++++ Material provided
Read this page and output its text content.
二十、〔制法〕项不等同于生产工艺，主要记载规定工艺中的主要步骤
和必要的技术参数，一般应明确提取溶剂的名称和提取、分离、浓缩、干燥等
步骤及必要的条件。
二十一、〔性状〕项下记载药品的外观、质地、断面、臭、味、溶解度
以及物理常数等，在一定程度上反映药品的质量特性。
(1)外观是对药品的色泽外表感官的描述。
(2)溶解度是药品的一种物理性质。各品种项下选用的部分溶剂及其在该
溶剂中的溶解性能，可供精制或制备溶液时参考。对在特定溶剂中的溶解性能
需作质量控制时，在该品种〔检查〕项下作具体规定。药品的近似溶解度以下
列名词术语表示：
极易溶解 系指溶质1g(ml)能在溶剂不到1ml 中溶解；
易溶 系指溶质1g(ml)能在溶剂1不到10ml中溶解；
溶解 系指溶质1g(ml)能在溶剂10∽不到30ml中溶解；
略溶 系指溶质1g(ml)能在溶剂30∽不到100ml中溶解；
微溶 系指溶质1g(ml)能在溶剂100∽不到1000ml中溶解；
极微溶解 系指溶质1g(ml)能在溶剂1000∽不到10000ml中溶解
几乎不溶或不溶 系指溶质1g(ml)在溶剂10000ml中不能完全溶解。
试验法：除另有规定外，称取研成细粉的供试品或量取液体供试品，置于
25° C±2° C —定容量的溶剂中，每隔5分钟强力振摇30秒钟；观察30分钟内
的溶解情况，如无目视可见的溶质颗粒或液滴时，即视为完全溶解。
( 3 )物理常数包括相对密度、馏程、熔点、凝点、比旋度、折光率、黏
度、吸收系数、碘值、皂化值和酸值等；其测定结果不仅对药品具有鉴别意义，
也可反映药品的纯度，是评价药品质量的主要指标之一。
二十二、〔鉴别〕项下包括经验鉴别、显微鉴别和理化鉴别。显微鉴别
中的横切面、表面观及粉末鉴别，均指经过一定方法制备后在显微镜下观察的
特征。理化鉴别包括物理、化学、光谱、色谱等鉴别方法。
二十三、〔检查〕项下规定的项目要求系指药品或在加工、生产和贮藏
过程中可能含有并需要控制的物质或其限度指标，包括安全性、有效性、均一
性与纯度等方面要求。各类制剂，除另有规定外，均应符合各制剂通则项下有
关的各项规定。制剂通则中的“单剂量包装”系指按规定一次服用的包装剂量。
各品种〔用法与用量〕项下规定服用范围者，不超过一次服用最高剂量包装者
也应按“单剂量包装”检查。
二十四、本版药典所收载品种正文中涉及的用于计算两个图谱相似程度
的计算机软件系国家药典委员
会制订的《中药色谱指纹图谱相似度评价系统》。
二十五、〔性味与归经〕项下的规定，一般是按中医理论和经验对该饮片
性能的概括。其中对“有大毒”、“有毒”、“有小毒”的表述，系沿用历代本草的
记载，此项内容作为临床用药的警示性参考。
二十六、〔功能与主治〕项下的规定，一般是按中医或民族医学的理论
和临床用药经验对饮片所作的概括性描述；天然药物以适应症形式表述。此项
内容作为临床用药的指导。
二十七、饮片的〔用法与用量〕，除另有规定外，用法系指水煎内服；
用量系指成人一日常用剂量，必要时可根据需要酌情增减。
++++++++
Hand back the material above in full, exactly as written.

Read this page and output its text content.
二十、〔制法〕项不等同于生产工艺，主要记载规定工艺中的主要步骤
和必要的技术参数，一般应明确提取溶剂的名称和提取、分离、浓缩、干燥等
步骤及必要的条件。
二十一、〔性状〕项下记载药品的外观、质地、断面、臭、味、溶解度
以及物理常数等，在一定程度上反映药品的质量特性。
(1)外观是对药品的色泽外表感官的描述。
(2)溶解度是药品的一种物理性质。各品种项下选用的部分溶剂及其在该
溶剂中的溶解性能，可供精制或制备溶液时参考。对在特定溶剂中的溶解性能
需作质量控制时，在该品种〔检查〕项下作具体规定。药品的近似溶解度以下
列名词术语表示：
极易溶解 系指溶质1g(ml)能在溶剂不到1ml 中溶解；
易溶 系指溶质1g(ml)能在溶剂1不到10ml中溶解；
溶解 系指溶质1g(ml)能在溶剂10∽不到30ml中溶解；
略溶 系指溶质1g(ml)能在溶剂30∽不到100ml中溶解；
微溶 系指溶质1g(ml)能在溶剂100∽不到1000ml中溶解；
极微溶解 系指溶质1g(ml)能在溶剂1000∽不到10000ml中溶解
几乎不溶或不溶 系指溶质1g(ml)在溶剂10000ml中不能完全溶解。
试验法：除另有规定外，称取研成细粉的供试品或量取液体供试品，置于
25° C±2° C —定容量的溶剂中，每隔5分钟强力振摇30秒钟；观察30分钟内
的溶解情况，如无目视可见的溶质颗粒或液滴时，即视为完全溶解。
( 3 )物理常数包括相对密度、馏程、熔点、凝点、比旋度、折光率、黏
度、吸收系数、碘值、皂化值和酸值等；其测定结果不仅对药品具有鉴别意义，
也可反映药品的纯度，是评价药品质量的主要指标之一。
二十二、〔鉴别〕项下包括经验鉴别、显微鉴别和理化鉴别。显微鉴别
中的横切面、表面观及粉末鉴别，均指经过一定方法制备后在显微镜下观察的
特征。理化鉴别包括物理、化学、光谱、色谱等鉴别方法。
二十三、〔检查〕项下规定的项目要求系指药品或在加工、生产和贮藏
过程中可能含有并需要控制的物质或其限度指标，包括安全性、有效性、均一
性与纯度等方面要求。各类制剂，除另有规定外，均应符合各制剂通则项下有
关的各项规定。制剂通则中的“单剂量包装”系指按规定一次服用的包装剂量。
各品种〔用法与用量〕项下规定服用范围者，不超过一次服用最高剂量包装者
也应按“单剂量包装”检查。
二十四、本版药典所收载品种正文中涉及的用于计算两个图谱相似程度
的计算机软件系国家药典委员
会制订的《中药色谱指纹图谱相似度评价系统》。
二十五、〔性味与归经〕项下的规定，一般是按中医理论和经验对该饮片
性能的概括。其中对“有大毒”、“有毒”、“有小毒”的表述，系沿用历代本草的
记载，此项内容作为临床用药的警示性参考。
二十六、〔功能与主治〕项下的规定，一般是按中医或民族医学的理论
和临床用药经验对饮片所作的概括性描述；天然药物以适应症形式表述。此项
内容作为临床用药的指导。
二十七、饮片的〔用法与用量〕，除另有规定外，用法系指水煎内服；
用量系指成人一日常用剂量，必要时可根据需要酌情增减。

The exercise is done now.